Collected data
>> BEGIN

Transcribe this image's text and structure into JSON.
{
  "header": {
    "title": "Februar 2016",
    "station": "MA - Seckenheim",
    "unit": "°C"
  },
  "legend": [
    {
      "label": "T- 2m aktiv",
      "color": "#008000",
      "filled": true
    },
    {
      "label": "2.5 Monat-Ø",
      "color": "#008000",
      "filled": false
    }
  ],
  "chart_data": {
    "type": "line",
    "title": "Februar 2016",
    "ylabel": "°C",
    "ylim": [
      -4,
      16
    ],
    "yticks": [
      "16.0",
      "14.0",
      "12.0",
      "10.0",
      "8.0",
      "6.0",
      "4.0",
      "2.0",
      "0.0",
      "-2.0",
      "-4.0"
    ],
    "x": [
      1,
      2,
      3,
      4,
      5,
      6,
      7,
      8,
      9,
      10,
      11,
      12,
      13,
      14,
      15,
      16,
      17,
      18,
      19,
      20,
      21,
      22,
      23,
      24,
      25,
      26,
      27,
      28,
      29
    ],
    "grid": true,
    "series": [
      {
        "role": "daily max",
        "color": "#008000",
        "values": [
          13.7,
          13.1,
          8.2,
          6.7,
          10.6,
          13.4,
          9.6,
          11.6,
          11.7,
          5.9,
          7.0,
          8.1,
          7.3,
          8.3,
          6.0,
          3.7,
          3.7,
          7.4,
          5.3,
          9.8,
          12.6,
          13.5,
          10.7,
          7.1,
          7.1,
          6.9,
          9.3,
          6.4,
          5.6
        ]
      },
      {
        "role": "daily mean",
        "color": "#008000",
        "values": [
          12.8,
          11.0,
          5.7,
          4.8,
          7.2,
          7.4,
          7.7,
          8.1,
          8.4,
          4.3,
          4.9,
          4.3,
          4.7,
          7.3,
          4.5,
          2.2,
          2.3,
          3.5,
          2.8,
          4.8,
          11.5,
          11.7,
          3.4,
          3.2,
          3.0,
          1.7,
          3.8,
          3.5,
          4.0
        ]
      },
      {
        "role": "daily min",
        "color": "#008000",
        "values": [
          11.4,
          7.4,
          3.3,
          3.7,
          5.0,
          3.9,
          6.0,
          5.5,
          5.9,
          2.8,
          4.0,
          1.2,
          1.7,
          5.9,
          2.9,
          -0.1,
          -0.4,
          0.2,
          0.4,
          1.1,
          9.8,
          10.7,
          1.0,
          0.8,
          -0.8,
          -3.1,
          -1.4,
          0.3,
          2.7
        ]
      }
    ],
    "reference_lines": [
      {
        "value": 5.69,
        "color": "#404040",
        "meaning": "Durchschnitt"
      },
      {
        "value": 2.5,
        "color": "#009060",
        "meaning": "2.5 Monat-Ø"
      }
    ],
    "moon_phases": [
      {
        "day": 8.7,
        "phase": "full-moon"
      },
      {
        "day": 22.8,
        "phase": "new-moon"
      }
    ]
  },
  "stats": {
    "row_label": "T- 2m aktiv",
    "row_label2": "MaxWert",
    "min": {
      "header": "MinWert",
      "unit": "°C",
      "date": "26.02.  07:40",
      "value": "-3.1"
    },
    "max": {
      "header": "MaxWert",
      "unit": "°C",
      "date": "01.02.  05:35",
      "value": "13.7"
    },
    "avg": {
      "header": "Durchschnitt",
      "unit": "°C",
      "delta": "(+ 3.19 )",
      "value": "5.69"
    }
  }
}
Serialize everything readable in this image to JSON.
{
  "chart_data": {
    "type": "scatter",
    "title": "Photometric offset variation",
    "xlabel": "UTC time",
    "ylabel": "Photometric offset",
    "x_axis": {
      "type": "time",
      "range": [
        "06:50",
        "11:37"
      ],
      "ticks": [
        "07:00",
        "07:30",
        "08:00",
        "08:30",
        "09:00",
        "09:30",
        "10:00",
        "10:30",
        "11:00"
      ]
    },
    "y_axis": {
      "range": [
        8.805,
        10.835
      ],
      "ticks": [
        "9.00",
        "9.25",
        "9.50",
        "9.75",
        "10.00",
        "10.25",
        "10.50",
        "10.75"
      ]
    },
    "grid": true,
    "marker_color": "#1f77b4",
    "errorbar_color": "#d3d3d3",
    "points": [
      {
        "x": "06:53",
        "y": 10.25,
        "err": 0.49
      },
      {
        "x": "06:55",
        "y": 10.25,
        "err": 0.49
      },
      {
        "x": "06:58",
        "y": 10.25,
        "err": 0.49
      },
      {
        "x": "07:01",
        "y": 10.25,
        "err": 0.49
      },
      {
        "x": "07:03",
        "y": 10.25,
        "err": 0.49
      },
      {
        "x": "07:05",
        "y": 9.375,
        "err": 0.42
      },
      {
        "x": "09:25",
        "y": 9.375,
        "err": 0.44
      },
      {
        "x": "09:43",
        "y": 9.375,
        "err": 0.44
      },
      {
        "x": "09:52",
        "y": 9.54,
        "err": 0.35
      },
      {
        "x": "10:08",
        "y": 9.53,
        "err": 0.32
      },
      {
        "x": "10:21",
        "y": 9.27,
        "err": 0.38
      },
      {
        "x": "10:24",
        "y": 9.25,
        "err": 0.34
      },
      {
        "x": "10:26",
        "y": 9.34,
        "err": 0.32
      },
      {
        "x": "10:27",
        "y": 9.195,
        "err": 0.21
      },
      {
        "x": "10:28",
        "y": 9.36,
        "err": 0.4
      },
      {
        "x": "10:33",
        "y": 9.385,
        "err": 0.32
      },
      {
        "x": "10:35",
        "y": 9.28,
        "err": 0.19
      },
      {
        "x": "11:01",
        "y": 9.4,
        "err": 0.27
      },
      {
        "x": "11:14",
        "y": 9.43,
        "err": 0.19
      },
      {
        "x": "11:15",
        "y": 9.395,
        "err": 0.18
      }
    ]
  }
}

>> END

Direction
The lines above should be duplicated exactly.

Solution below
Transcribe this image's text and structure into JSON.
{
  "header": {
    "title": "Februar 2016",
    "station": "MA - Seckenheim",
    "unit": "°C"
  },
  "legend": [
    {
      "label": "T- 2m aktiv",
      "color": "#008000",
      "filled": true
    },
    {
      "label": "2.5 Monat-Ø",
      "color": "#008000",
      "filled": false
    }
  ],
  "chart_data": {
    "type": "line",
    "title": "Februar 2016",
    "ylabel": "°C",
    "ylim": [
      -4,
      16
    ],
    "yticks": [
      "16.0",
      "14.0",
      "12.0",
      "10.0",
      "8.0",
      "6.0",
      "4.0",
      "2.0",
      "0.0",
      "-2.0",
      "-4.0"
    ],
    "x": [
      1,
      2,
      3,
      4,
      5,
      6,
      7,
      8,
      9,
      10,
      11,
      12,
      13,
      14,
      15,
      16,
      17,
      18,
      19,
      20,
      21,
      22,
      23,
      24,
      25,
      26,
      27,
      28,
      29
    ],
    "grid": true,
    "series": [
      {
        "role": "daily max",
        "color": "#008000",
        "values": [
          13.7,
          13.1,
          8.2,
          6.7,
          10.6,
          13.4,
          9.6,
          11.6,
          11.7,
          5.9,
          7.0,
          8.1,
          7.3,
          8.3,
          6.0,
          3.7,
          3.7,
          7.4,
          5.3,
          9.8,
          12.6,
          13.5,
          10.7,
          7.1,
          7.1,
          6.9,
          9.3,
          6.4,
          5.6
        ]
      },
      {
        "role": "daily mean",
        "color": "#008000",
        "values": [
          12.8,
          11.0,
          5.7,
          4.8,
          7.2,
          7.4,
          7.7,
          8.1,
          8.4,
          4.3,
          4.9,
          4.3,
          4.7,
          7.3,
          4.5,
          2.2,
          2.3,
          3.5,
          2.8,
          4.8,
          11.5,
          11.7,
          3.4,
          3.2,
          3.0,
          1.7,
          3.8,
          3.5,
          4.0
        ]
      },
      {
        "role": "daily min",
        "color": "#008000",
        "values": [
          11.4,
          7.4,
          3.3,
          3.7,
          5.0,
          3.9,
          6.0,
          5.5,
          5.9,
          2.8,
          4.0,
          1.2,
          1.7,
          5.9,
          2.9,
          -0.1,
          -0.4,
          0.2,
          0.4,
          1.1,
          9.8,
          10.7,
          1.0,
          0.8,
          -0.8,
          -3.1,
          -1.4,
          0.3,
          2.7
        ]
      }
    ],
    "reference_lines": [
      {
        "value": 5.69,
        "color": "#404040",
        "meaning": "Durchschnitt"
      },
      {
        "value": 2.5,
        "color": "#009060",
        "meaning": "2.5 Monat-Ø"
      }
    ],
    "moon_phases": [
      {
        "day": 8.7,
        "phase": "full-moon"
      },
      {
        "day": 22.8,
        "phase": "new-moon"
      }
    ]
  },
  "stats": {
    "row_label": "T- 2m aktiv",
    "row_label2": "MaxWert",
    "min": {
      "header": "MinWert",
      "unit": "°C",
      "date": "26.02.  07:40",
      "value": "-3.1"
    },
    "max": {
      "header": "MaxWert",
      "unit": "°C",
      "date": "01.02.  05:35",
      "value": "13.7"
    },
    "avg": {
      "header": "Durchschnitt",
      "unit": "°C",
      "delta": "(+ 3.19 )",
      "value": "5.69"
    }
  }
}
Serialize everything readable in this image to JSON.
{
  "chart_data": {
    "type": "scatter",
    "title": "Photometric offset variation",
    "xlabel": "UTC time",
    "ylabel": "Photometric offset",
    "x_axis": {
      "type": "time",
      "range": [
        "06:50",
        "11:37"
      ],
      "ticks": [
        "07:00",
        "07:30",
        "08:00",
        "08:30",
        "09:00",
        "09:30",
        "10:00",
        "10:30",
        "11:00"
      ]
    },
    "y_axis": {
      "range": [
        8.805,
        10.835
      ],
      "ticks": [
        "9.00",
        "9.25",
        "9.50",
        "9.75",
        "10.00",
        "10.25",
        "10.50",
        "10.75"
      ]
    },
    "grid": true,
    "marker_color": "#1f77b4",
    "errorbar_color": "#d3d3d3",
    "points": [
      {
        "x": "06:53",
        "y": 10.25,
        "err": 0.49
      },
      {
        "x": "06:55",
        "y": 10.25,
        "err": 0.49
      },
      {
        "x": "06:58",
        "y": 10.25,
        "err": 0.49
      },
      {
        "x": "07:01",
        "y": 10.25,
        "err": 0.49
      },
      {
        "x": "07:03",
        "y": 10.25,
        "err": 0.49
      },
      {
        "x": "07:05",
        "y": 9.375,
        "err": 0.42
      },
      {
        "x": "09:25",
        "y": 9.375,
        "err": 0.44
      },
      {
        "x": "09:43",
        "y": 9.375,
        "err": 0.44
      },
      {
        "x": "09:52",
        "y": 9.54,
        "err": 0.35
      },
      {
        "x": "10:08",
        "y": 9.53,
        "err": 0.32
      },
      {
        "x": "10:21",
        "y": 9.27,
        "err": 0.38
      },
      {
        "x": "10:24",
        "y": 9.25,
        "err": 0.34
      },
      {
        "x": "10:26",
        "y": 9.34,
        "err": 0.32
      },
      {
        "x": "10:27",
        "y": 9.195,
        "err": 0.21
      },
      {
        "x": "10:28",
        "y": 9.36,
        "err": 0.4
      },
      {
        "x": "10:33",
        "y": 9.385,
        "err": 0.32
      },
      {
        "x": "10:35",
        "y": 9.28,
        "err": 0.19
      },
      {
        "x": "11:01",
        "y": 9.4,
        "err": 0.27
      },
      {
        "x": "11:14",
        "y": 9.43,
        "err": 0.19
      },
      {
        "x": "11:15",
        "y": 9.395,
        "err": 0.18
      }
    ]
  }
}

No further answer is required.